§ **WHAT THIS TASK INVOLVES**: Look below. Copy each line that has "SMBB" in it.

§ **EXERCISE DATA**:
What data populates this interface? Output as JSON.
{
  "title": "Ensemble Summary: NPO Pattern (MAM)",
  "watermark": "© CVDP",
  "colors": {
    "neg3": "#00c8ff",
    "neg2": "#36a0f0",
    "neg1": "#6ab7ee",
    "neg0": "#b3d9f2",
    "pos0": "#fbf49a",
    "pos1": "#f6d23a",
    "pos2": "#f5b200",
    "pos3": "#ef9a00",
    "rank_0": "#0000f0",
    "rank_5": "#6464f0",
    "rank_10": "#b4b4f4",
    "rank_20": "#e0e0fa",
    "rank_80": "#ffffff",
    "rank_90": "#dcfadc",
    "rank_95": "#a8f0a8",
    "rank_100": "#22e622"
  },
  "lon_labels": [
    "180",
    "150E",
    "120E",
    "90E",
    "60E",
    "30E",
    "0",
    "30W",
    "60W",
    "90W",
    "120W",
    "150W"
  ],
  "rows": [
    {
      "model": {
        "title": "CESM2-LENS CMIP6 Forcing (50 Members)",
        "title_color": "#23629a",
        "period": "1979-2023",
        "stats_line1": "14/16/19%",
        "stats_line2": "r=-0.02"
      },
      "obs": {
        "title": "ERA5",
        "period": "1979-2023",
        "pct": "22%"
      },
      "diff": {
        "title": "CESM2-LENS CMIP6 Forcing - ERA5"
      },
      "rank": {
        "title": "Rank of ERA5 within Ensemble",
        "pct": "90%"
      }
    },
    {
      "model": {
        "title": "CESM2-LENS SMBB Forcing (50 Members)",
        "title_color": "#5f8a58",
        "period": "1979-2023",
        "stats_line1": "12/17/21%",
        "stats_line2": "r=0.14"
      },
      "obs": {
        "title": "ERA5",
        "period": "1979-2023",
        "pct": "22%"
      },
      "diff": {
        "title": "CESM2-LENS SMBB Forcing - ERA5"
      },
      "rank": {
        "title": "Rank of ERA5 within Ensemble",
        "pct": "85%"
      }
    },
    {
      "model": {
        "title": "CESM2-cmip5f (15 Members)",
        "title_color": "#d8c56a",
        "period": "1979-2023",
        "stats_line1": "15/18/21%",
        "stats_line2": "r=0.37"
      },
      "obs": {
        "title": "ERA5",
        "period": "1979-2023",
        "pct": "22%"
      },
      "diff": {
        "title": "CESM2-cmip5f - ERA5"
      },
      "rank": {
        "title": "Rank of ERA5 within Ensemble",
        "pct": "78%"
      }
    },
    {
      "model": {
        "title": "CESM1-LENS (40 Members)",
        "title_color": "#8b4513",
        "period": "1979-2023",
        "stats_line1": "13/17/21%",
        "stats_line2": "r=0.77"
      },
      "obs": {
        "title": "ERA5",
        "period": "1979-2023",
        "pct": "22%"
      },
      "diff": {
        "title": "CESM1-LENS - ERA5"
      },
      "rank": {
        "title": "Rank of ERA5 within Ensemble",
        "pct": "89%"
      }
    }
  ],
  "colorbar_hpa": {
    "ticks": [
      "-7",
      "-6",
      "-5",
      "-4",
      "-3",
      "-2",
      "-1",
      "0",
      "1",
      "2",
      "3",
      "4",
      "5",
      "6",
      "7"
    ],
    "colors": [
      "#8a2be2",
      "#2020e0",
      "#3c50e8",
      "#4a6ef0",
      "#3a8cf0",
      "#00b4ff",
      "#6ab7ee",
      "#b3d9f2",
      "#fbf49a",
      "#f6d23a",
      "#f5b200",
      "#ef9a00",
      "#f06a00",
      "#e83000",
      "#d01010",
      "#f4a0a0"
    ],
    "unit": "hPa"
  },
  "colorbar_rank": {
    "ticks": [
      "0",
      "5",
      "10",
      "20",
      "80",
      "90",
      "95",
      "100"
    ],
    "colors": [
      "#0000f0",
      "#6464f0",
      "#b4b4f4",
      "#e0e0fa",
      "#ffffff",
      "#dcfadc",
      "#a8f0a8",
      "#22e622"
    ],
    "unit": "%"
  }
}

§ **COMPLETE ANSWER**:
        "title": "CESM2-LENS SMBB Forcing (50 Members)",
        "title": "CESM2-LENS SMBB Forcing - ERA5"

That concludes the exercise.